──────── Data to process ────────

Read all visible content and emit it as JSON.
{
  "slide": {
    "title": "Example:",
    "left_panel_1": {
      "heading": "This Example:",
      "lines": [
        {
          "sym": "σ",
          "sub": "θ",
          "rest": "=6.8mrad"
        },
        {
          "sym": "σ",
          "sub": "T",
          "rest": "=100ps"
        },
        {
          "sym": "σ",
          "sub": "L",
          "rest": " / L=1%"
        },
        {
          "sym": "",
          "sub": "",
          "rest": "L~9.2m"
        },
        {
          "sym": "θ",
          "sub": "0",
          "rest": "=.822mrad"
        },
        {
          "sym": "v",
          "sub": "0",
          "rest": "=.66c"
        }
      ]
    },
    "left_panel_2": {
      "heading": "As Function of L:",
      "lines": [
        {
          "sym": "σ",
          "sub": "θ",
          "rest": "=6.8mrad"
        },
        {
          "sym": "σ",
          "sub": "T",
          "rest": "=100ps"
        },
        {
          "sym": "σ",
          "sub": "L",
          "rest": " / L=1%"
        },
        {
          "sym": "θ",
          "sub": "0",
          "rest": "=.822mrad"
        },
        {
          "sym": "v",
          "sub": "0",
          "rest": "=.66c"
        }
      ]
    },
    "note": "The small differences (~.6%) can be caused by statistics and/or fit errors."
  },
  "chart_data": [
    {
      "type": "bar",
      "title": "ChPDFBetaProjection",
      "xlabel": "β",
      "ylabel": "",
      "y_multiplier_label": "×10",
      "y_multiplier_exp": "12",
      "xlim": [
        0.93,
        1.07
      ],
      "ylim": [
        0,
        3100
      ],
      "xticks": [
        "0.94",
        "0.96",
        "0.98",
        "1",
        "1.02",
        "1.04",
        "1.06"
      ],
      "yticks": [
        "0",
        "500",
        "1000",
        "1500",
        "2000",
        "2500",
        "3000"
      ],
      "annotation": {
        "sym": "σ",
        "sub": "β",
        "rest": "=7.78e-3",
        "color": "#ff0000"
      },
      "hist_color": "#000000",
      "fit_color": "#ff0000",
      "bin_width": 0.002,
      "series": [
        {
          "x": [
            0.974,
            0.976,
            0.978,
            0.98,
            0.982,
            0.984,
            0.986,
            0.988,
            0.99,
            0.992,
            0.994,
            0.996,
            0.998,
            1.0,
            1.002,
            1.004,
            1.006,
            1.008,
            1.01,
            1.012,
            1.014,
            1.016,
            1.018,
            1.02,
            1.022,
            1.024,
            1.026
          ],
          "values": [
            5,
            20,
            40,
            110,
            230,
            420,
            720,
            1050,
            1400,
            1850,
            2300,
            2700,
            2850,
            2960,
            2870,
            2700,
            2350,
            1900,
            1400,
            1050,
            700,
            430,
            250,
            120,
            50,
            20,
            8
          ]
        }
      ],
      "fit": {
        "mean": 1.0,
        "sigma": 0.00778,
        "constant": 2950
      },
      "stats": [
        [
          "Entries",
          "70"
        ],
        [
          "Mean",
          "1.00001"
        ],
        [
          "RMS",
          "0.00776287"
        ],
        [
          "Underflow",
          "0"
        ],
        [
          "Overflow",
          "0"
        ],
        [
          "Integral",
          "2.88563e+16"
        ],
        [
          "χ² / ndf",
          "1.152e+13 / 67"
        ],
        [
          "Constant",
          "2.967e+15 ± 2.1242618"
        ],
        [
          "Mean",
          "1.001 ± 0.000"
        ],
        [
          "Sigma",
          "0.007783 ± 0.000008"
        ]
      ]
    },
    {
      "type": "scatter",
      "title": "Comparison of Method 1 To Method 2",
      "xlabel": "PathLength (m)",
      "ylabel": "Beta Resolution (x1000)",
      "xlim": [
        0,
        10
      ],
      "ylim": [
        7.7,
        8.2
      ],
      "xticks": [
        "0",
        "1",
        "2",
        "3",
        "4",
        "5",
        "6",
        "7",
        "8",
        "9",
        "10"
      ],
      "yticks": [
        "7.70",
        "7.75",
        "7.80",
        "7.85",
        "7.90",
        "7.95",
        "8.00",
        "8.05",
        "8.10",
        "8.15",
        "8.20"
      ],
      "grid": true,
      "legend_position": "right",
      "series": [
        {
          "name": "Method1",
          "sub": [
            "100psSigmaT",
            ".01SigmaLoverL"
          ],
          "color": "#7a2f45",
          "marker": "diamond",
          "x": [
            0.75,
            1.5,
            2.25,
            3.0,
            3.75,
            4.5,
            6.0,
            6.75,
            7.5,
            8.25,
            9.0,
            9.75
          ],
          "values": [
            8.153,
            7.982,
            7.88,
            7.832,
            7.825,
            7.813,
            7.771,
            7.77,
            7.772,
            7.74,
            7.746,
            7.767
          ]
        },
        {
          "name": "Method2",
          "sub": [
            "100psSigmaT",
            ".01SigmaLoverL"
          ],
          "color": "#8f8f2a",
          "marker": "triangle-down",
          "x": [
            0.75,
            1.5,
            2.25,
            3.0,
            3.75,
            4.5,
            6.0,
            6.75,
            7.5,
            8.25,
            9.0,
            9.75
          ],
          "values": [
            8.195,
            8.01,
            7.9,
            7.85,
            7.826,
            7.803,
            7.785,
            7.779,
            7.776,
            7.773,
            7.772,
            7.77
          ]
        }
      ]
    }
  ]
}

────────

Output the entries exactly.

Read all visible content and emit it as JSON.
{
  "slide": {
    "title": "Example:",
    "left_panel_1": {
      "heading": "This Example:",
      "lines": [
        {
          "sym": "σ",
          "sub": "θ",
          "rest": "=6.8mrad"
        },
        {
          "sym": "σ",
          "sub": "T",
          "rest": "=100ps"
        },
        {
          "sym": "σ",
          "sub": "L",
          "rest": " / L=1%"
        },
        {
          "sym": "",
          "sub": "",
          "rest": "L~9.2m"
        },
        {
          "sym": "θ",
          "sub": "0",
          "rest": "=.822mrad"
        },
        {
          "sym": "v",
          "sub": "0",
          "rest": "=.66c"
        }
      ]
    },
    "left_panel_2": {
      "heading": "As Function of L:",
      "lines": [
        {
          "sym": "σ",
          "sub": "θ",
          "rest": "=6.8mrad"
        },
        {
          "sym": "σ",
          "sub": "T",
          "rest": "=100ps"
        },
        {
          "sym": "σ",
          "sub": "L",
          "rest": " / L=1%"
        },
        {
          "sym": "θ",
          "sub": "0",
          "rest": "=.822mrad"
        },
        {
          "sym": "v",
          "sub": "0",
          "rest": "=.66c"
        }
      ]
    },
    "note": "The small differences (~.6%) can be caused by statistics and/or fit errors."
  },
  "chart_data": [
    {
      "type": "bar",
      "title": "ChPDFBetaProjection",
      "xlabel": "β",
      "ylabel": "",
      "y_multiplier_label": "×10",
      "y_multiplier_exp": "12",
      "xlim": [
        0.93,
        1.07
      ],
      "ylim": [
        0,
        3100
      ],
      "xticks": [
        "0.94",
        "0.96",
        "0.98",
        "1",
        "1.02",
        "1.04",
        "1.06"
      ],
      "yticks": [
        "0",
        "500",
        "1000",
        "1500",
        "2000",
        "2500",
        "3000"
      ],
      "annotation": {
        "sym": "σ",
        "sub": "β",
        "rest": "=7.78e-3",
        "color": "#ff0000"
      },
      "hist_color": "#000000",
      "fit_color": "#ff0000",
      "bin_width": 0.002,
      "series": [
        {
          "x": [
            0.974,
            0.976,
            0.978,
            0.98,
            0.982,
            0.984,
            0.986,
            0.988,
            0.99,
            0.992,
            0.994,
            0.996,
            0.998,
            1.0,
            1.002,
            1.004,
            1.006,
            1.008,
            1.01,
            1.012,
            1.014,
            1.016,
            1.018,
            1.02,
            1.022,
            1.024,
            1.026
          ],
          "values": [
            5,
            20,
            40,
            110,
            230,
            420,
            720,
            1050,
            1400,
            1850,
            2300,
            2700,
            2850,
            2960,
            2870,
            2700,
            2350,
            1900,
            1400,
            1050,
            700,
            430,
            250,
            120,
            50,
            20,
            8
          ]
        }
      ],
      "fit": {
        "mean": 1.0,
        "sigma": 0.00778,
        "constant": 2950
      },
      "stats": [
        [
          "Entries",
          "70"
        ],
        [
          "Mean",
          "1.00001"
        ],
        [
          "RMS",
          "0.00776287"
        ],
        [
          "Underflow",
          "0"
        ],
        [
          "Overflow",
          "0"
        ],
        [
          "Integral",
          "2.88563e+16"
        ],
        [
          "χ² / ndf",
          "1.152e+13 / 67"
        ],
        [
          "Constant",
          "2.967e+15 ± 2.1242618"
        ],
        [
          "Mean",
          "1.001 ± 0.000"
        ],
        [
          "Sigma",
          "0.007783 ± 0.000008"
        ]
      ]
    },
    {
      "type": "scatter",
      "title": "Comparison of Method 1 To Method 2",
      "xlabel": "PathLength (m)",
      "ylabel": "Beta Resolution (x1000)",
      "xlim": [
        0,
        10
      ],
      "ylim": [
        7.7,
        8.2
      ],
      "xticks": [
        "0",
        "1",
        "2",
        "3",
        "4",
        "5",
        "6",
        "7",
        "8",
        "9",
        "10"
      ],
      "yticks": [
        "7.70",
        "7.75",
        "7.80",
        "7.85",
        "7.90",
        "7.95",
        "8.00",
        "8.05",
        "8.10",
        "8.15",
        "8.20"
      ],
      "grid": true,
      "legend_position": "right",
      "series": [
        {
          "name": "Method1",
          "sub": [
            "100psSigmaT",
            ".01SigmaLoverL"
          ],
          "color": "#7a2f45",
          "marker": "diamond",
          "x": [
            0.75,
            1.5,
            2.25,
            3.0,
            3.75,
            4.5,
            6.0,
            6.75,
            7.5,
            8.25,
            9.0,
            9.75
          ],
          "values": [
            8.153,
            7.982,
            7.88,
            7.832,
            7.825,
            7.813,
            7.771,
            7.77,
            7.772,
            7.74,
            7.746,
            7.767
          ]
        },
        {
          "name": "Method2",
          "sub": [
            "100psSigmaT",
            ".01SigmaLoverL"
          ],
          "color": "#8f8f2a",
          "marker": "triangle-down",
          "x": [
            0.75,
            1.5,
            2.25,
            3.0,
            3.75,
            4.5,
            6.0,
            6.75,
            7.5,
            8.25,
            9.0,
            9.75
          ],
          "values": [
            8.195,
            8.01,
            7.9,
            7.85,
            7.826,
            7.803,
            7.785,
            7.779,
            7.776,
            7.773,
            7.772,
            7.77
          ]
        }
      ]
    }
  ]
}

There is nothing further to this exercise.